» **Required task**
Show each line of the records below that contains the string "PLATING", matching case exactly.

» **Dataset excerpts**
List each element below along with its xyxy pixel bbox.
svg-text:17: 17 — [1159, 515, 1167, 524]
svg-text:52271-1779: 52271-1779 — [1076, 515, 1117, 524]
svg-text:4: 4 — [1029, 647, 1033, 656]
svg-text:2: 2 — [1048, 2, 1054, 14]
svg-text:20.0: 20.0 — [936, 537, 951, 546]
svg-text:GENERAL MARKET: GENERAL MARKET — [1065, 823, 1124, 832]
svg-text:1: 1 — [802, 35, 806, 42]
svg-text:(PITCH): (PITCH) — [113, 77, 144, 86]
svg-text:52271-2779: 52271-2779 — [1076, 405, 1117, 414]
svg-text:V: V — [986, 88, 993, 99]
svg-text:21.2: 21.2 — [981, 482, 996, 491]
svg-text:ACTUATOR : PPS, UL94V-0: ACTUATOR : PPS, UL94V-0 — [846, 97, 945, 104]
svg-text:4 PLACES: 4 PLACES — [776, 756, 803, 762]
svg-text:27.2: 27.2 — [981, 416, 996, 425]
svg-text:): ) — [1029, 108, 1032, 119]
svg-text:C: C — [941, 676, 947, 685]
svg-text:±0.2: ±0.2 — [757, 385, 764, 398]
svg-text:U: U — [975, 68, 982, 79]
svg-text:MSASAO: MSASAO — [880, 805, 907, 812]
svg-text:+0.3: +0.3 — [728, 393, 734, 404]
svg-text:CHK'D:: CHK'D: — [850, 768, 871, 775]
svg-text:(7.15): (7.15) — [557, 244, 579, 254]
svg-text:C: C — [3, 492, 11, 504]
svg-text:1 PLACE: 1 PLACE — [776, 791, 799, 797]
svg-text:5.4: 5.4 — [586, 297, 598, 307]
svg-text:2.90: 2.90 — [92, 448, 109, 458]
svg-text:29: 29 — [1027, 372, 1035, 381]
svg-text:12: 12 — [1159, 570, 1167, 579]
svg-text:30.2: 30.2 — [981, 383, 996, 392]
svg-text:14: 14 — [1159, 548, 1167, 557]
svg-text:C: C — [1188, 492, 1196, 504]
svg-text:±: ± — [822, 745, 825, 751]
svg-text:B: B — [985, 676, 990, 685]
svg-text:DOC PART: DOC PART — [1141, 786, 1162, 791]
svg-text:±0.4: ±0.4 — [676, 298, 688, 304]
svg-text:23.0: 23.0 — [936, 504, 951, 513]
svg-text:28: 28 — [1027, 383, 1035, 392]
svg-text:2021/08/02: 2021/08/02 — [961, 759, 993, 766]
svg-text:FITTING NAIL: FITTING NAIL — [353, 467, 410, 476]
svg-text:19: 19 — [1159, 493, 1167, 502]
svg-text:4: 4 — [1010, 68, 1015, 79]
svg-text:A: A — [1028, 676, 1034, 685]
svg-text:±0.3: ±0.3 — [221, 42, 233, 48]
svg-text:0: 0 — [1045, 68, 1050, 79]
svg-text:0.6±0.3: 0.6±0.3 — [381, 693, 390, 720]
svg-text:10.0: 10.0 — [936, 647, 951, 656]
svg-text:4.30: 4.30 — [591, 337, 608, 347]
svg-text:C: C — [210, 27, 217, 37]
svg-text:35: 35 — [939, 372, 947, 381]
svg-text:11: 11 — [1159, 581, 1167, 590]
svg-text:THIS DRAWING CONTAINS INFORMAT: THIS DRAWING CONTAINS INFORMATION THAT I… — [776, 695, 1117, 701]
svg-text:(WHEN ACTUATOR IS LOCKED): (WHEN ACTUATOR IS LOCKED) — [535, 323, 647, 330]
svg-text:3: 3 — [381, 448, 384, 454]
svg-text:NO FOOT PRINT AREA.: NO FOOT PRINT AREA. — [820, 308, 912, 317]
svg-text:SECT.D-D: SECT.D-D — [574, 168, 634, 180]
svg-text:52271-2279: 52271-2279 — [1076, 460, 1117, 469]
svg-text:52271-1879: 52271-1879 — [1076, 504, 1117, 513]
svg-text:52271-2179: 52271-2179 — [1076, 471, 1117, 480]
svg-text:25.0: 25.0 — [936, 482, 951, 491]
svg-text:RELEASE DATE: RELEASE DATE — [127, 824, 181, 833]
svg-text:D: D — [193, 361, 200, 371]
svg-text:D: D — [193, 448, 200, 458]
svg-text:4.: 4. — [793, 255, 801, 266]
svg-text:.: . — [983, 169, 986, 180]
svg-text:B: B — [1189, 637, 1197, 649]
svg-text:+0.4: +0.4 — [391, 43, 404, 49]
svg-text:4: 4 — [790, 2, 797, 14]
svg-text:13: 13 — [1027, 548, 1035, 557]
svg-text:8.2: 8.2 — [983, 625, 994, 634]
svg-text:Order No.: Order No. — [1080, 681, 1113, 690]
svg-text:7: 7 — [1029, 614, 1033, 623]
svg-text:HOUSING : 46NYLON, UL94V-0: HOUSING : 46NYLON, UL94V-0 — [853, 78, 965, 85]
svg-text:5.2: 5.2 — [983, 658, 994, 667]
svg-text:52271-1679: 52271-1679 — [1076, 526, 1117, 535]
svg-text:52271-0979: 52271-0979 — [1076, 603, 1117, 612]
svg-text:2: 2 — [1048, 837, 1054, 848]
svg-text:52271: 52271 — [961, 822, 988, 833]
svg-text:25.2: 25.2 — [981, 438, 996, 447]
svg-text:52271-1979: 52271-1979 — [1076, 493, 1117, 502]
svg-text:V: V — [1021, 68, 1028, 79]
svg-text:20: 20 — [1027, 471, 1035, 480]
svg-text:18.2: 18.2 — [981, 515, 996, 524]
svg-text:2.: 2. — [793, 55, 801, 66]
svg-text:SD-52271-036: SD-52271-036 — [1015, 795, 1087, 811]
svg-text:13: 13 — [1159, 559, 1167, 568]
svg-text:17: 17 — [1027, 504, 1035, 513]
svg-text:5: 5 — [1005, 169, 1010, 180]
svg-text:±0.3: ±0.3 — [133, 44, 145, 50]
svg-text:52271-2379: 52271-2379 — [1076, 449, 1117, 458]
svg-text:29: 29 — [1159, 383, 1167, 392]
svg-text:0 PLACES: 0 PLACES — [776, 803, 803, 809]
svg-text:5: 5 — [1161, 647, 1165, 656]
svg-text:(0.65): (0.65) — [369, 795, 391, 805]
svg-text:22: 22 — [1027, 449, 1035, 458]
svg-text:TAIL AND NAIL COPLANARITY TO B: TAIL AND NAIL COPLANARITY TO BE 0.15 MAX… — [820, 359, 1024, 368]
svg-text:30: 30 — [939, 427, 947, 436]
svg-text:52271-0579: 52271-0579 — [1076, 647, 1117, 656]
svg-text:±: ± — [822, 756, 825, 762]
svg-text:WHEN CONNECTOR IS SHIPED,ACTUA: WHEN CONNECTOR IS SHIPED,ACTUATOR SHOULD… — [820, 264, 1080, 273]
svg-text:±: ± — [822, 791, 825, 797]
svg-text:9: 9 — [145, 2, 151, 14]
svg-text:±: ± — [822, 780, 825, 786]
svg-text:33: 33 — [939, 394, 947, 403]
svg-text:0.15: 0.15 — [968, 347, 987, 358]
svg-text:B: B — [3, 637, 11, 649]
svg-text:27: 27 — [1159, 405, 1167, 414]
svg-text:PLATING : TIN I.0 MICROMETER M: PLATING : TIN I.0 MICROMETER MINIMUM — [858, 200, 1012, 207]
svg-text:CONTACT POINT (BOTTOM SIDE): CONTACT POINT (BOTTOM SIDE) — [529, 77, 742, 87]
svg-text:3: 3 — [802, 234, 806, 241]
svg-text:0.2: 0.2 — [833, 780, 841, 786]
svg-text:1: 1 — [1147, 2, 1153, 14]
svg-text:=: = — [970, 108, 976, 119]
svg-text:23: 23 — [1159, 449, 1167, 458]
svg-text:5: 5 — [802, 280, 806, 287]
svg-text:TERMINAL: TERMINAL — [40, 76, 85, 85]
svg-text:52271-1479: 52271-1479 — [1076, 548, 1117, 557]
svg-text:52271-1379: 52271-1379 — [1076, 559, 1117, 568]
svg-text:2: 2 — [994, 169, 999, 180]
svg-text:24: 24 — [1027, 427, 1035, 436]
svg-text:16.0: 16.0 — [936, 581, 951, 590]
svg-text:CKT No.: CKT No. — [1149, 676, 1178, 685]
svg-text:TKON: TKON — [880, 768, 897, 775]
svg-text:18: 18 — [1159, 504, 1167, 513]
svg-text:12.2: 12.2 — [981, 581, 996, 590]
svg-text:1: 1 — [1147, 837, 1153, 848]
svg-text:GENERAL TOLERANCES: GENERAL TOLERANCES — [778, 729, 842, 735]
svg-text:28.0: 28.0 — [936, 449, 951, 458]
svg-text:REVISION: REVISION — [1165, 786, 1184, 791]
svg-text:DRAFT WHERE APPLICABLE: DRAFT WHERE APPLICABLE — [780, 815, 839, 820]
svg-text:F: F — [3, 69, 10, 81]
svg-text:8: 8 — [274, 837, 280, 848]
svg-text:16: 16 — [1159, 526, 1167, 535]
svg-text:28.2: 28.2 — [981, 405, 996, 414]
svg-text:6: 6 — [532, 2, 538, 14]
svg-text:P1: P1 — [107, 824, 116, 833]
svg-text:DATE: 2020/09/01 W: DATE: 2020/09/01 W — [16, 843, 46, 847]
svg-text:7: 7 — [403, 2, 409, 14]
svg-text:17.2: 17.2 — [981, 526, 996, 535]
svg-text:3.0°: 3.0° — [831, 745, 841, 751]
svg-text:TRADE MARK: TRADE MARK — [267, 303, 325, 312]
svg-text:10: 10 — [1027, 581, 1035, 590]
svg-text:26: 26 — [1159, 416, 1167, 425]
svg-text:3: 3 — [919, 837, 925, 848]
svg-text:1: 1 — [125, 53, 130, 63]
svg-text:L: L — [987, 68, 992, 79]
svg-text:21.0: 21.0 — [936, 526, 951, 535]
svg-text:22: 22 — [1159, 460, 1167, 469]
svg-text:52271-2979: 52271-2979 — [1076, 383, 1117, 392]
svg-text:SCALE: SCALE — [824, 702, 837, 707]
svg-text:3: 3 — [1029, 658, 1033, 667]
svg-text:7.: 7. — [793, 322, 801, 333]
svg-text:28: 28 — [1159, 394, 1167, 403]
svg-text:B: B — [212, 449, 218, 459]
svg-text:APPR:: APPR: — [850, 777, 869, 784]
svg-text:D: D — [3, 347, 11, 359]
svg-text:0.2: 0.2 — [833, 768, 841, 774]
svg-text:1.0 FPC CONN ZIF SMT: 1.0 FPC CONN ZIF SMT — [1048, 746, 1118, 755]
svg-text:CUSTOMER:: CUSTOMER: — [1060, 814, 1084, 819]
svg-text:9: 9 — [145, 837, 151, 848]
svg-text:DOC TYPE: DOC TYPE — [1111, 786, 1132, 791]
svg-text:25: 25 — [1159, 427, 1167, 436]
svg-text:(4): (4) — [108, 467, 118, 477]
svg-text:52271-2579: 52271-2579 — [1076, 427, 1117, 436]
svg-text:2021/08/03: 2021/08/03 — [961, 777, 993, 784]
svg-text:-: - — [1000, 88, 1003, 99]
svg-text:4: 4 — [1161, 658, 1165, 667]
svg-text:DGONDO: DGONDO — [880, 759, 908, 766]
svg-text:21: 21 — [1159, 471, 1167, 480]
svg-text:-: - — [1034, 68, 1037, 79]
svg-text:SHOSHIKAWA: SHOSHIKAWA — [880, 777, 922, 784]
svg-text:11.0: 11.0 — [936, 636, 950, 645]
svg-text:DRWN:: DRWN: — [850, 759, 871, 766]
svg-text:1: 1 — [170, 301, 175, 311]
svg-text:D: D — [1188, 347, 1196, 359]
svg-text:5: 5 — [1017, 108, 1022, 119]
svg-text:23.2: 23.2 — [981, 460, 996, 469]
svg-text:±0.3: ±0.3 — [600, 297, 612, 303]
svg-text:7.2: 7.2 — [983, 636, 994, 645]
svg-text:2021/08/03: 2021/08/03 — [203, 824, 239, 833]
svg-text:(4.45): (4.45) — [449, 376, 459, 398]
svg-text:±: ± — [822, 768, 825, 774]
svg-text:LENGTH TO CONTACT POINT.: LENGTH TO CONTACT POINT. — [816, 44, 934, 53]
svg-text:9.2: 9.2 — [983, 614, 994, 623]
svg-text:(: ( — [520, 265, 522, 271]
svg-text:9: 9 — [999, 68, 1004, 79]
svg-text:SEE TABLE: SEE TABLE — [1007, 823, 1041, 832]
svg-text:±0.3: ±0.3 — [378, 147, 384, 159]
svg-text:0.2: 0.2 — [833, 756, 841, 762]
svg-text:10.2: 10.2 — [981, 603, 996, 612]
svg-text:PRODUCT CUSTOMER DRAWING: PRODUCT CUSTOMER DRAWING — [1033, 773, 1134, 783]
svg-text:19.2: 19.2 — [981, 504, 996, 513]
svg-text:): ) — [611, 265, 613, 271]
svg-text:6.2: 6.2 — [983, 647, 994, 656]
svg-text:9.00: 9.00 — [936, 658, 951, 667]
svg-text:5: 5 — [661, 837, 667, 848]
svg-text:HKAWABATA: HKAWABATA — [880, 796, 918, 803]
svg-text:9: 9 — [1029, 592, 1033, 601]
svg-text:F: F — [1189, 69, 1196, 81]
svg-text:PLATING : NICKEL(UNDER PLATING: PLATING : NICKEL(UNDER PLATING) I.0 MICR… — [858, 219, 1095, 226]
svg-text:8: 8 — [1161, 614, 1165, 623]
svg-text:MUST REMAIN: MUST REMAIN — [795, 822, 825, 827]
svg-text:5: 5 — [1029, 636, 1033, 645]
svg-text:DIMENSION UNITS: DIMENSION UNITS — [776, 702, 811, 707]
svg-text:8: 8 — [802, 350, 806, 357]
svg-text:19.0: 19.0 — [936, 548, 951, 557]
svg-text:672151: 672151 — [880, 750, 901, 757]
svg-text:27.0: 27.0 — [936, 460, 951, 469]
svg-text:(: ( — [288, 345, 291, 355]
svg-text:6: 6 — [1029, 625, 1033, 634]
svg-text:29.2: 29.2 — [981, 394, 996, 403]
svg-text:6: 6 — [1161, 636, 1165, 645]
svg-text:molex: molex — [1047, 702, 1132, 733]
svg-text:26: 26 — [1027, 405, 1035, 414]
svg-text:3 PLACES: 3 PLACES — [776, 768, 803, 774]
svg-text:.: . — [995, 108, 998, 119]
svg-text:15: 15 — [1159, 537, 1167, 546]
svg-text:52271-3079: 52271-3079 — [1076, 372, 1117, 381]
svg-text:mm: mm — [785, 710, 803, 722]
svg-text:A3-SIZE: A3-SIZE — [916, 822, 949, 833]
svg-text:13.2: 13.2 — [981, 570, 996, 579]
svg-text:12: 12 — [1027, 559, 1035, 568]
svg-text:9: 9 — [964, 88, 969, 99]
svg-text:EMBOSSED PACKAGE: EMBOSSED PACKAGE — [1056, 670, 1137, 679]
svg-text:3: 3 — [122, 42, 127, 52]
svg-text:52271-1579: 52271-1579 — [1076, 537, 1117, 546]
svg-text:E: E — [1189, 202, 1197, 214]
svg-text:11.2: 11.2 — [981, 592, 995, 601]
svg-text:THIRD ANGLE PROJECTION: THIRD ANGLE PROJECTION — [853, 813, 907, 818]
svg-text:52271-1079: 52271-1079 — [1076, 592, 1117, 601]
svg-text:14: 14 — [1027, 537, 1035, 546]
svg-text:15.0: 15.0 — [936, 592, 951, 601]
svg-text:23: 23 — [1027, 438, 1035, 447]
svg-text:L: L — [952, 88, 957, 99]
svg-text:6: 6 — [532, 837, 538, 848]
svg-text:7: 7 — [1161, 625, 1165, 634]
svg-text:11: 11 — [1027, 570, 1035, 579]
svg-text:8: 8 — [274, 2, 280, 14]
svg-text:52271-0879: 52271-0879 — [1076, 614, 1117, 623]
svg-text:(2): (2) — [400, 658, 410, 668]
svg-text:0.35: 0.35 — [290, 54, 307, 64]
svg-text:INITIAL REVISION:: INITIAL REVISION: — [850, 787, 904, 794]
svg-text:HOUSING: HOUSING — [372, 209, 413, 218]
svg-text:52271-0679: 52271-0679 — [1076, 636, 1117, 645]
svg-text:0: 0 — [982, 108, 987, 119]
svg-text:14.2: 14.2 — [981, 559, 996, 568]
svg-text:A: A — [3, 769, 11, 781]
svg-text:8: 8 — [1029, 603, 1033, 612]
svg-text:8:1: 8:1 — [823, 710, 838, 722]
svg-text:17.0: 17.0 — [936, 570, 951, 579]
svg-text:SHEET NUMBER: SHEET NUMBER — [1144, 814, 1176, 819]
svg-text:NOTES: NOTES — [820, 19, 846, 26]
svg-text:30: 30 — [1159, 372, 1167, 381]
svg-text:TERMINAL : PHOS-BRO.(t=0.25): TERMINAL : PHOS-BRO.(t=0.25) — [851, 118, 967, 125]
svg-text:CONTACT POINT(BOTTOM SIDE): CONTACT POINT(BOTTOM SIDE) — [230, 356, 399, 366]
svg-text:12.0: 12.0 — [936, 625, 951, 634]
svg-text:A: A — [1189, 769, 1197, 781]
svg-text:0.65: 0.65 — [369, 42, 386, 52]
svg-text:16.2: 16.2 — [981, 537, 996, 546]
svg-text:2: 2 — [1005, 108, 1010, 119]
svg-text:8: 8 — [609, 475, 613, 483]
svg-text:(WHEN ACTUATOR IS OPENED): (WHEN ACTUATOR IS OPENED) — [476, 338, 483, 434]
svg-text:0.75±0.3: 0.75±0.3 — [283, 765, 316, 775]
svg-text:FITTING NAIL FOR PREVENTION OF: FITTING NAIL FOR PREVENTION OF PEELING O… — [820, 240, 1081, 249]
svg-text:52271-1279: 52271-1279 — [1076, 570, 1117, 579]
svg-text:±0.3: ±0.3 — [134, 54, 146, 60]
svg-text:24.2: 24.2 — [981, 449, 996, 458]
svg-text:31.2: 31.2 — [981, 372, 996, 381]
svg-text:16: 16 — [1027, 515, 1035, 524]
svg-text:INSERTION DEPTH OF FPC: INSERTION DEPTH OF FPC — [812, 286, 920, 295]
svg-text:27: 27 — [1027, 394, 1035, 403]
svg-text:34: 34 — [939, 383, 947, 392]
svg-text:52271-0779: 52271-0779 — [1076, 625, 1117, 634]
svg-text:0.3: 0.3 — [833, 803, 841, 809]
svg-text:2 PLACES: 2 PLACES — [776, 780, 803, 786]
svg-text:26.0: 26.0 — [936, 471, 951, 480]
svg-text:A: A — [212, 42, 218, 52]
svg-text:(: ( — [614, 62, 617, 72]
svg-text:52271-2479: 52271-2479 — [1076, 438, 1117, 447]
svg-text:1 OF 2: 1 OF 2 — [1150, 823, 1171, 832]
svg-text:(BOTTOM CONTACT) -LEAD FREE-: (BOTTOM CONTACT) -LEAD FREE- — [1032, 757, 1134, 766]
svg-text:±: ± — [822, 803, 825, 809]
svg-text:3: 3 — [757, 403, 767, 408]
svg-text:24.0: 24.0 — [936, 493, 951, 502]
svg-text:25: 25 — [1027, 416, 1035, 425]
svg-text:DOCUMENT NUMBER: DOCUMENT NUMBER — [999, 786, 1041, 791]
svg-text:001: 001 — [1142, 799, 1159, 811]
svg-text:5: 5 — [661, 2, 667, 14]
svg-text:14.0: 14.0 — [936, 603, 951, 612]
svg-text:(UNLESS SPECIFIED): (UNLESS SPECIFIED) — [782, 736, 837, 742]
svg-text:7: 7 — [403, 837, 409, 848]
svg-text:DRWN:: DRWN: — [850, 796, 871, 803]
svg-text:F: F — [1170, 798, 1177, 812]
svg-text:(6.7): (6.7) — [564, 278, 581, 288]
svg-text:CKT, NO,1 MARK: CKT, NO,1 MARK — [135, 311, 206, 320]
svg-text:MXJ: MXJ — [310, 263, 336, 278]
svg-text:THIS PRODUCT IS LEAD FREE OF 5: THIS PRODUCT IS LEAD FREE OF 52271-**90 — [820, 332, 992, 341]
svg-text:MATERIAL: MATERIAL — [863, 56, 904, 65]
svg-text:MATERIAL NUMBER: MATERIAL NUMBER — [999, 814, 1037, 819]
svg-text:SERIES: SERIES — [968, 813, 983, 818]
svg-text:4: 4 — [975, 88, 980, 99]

» **Solution below**
svg-text:PLATING : TIN I.0 MICROMETER M: PLATING : TIN I.0 MICROMETER MINIMUM — [858, 200, 1012, 207]
svg-text:PLATING : NICKEL(UNDER PLATING: PLATING : NICKEL(UNDER PLATING) I.0 MICR… — [858, 219, 1095, 226]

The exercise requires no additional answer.